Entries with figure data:
******
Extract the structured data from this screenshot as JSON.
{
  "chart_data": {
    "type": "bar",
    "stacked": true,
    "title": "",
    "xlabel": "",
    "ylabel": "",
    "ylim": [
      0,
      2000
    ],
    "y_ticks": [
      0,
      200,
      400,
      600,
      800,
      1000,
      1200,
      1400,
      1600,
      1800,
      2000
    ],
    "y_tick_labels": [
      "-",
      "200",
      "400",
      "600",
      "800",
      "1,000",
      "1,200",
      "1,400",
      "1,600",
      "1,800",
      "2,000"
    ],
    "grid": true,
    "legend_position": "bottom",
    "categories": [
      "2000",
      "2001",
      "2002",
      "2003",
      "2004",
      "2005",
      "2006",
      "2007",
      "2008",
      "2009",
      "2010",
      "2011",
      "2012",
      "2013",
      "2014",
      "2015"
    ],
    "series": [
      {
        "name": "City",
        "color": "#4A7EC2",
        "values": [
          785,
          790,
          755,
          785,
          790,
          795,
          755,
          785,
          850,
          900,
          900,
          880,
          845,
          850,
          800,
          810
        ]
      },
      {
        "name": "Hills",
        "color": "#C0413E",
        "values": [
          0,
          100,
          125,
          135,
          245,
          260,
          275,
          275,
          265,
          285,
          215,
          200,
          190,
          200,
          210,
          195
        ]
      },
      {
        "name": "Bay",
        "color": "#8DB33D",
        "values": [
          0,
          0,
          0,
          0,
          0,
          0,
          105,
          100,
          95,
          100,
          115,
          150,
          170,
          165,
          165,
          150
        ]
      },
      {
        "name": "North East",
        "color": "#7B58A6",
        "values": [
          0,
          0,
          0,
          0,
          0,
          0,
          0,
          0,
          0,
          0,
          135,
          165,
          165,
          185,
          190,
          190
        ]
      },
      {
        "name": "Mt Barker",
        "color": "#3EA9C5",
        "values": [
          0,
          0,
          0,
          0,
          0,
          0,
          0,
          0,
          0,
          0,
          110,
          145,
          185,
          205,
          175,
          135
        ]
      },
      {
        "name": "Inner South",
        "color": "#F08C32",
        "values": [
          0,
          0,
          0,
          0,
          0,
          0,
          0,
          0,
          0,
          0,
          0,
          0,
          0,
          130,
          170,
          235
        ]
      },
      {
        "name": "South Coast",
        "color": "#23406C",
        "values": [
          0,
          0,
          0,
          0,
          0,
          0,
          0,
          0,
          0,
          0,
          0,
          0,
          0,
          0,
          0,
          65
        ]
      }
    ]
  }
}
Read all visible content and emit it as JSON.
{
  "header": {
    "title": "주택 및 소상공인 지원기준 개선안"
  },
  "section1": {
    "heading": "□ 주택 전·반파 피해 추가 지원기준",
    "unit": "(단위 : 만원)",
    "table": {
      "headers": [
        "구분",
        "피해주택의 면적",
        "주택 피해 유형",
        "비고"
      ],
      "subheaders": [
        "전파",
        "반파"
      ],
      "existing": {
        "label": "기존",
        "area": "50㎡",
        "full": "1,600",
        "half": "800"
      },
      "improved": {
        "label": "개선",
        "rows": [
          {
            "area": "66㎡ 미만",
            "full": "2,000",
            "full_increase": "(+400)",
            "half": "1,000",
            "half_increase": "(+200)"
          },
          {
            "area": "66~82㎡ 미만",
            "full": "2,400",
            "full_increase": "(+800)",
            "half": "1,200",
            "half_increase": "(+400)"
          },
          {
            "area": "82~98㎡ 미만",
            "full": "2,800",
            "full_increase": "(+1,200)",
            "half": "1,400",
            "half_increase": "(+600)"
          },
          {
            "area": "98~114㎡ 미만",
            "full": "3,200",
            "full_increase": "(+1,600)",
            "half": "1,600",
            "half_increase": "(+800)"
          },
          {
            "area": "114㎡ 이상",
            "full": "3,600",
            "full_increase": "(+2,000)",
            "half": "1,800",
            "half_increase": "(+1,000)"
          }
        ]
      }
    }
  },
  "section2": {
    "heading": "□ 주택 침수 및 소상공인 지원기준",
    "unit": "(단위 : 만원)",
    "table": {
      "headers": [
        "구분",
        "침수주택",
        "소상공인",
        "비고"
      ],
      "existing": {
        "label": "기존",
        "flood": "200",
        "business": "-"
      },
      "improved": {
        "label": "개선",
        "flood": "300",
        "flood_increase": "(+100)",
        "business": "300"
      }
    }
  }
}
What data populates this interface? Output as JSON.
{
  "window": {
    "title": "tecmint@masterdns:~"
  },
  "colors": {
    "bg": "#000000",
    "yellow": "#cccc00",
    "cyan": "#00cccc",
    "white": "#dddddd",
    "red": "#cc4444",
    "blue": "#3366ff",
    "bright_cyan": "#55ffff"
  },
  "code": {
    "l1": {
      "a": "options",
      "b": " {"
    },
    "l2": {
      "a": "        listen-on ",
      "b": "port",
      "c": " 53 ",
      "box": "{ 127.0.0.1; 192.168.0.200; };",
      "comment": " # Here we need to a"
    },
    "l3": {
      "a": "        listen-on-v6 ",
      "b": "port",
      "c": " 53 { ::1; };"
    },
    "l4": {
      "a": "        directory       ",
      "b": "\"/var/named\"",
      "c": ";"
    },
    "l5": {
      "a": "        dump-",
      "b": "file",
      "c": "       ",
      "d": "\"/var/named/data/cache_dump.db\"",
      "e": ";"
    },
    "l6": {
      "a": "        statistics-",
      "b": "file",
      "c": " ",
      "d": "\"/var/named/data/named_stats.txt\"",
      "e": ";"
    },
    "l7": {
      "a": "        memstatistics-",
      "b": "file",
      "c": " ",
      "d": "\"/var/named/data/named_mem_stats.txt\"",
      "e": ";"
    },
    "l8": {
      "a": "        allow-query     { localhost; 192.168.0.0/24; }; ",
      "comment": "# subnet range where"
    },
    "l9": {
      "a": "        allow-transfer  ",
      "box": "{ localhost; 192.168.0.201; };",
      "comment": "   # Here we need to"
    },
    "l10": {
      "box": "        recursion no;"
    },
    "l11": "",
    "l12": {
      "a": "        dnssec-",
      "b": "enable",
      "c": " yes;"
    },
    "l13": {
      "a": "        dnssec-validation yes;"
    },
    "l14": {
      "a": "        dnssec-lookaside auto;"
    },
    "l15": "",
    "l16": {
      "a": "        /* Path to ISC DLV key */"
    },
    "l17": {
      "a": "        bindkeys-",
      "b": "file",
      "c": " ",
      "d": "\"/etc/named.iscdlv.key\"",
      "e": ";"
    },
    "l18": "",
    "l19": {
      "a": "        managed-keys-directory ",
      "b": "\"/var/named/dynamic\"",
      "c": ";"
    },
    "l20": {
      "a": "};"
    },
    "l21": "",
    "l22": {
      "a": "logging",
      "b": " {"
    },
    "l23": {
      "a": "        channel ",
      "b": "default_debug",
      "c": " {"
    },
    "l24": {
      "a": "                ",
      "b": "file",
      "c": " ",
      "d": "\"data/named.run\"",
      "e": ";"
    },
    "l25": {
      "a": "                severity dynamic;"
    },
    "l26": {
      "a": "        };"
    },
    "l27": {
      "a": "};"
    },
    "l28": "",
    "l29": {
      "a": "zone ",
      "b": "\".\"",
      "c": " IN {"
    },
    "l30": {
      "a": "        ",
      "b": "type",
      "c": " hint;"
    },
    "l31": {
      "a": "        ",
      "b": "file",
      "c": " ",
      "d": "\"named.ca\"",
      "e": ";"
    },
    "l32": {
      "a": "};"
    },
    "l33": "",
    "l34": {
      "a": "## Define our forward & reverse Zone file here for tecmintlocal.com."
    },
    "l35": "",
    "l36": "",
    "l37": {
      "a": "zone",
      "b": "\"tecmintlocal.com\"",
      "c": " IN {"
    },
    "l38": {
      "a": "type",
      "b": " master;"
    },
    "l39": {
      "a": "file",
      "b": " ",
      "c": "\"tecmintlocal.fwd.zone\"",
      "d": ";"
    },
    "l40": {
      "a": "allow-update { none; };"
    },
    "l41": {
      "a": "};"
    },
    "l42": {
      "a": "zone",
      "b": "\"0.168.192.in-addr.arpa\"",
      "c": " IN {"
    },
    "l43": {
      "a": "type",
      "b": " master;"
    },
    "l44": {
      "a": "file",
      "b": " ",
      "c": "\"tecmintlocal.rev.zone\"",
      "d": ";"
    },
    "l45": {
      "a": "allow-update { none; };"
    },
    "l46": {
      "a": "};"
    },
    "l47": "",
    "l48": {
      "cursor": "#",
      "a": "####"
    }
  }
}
******
For each line above that contains the word "소상공인", copy that line.

    "title": "주택 및 소상공인 지원기준 개선안"
    "heading": "□ 주택 침수 및 소상공인 지원기준",
        "소상공인",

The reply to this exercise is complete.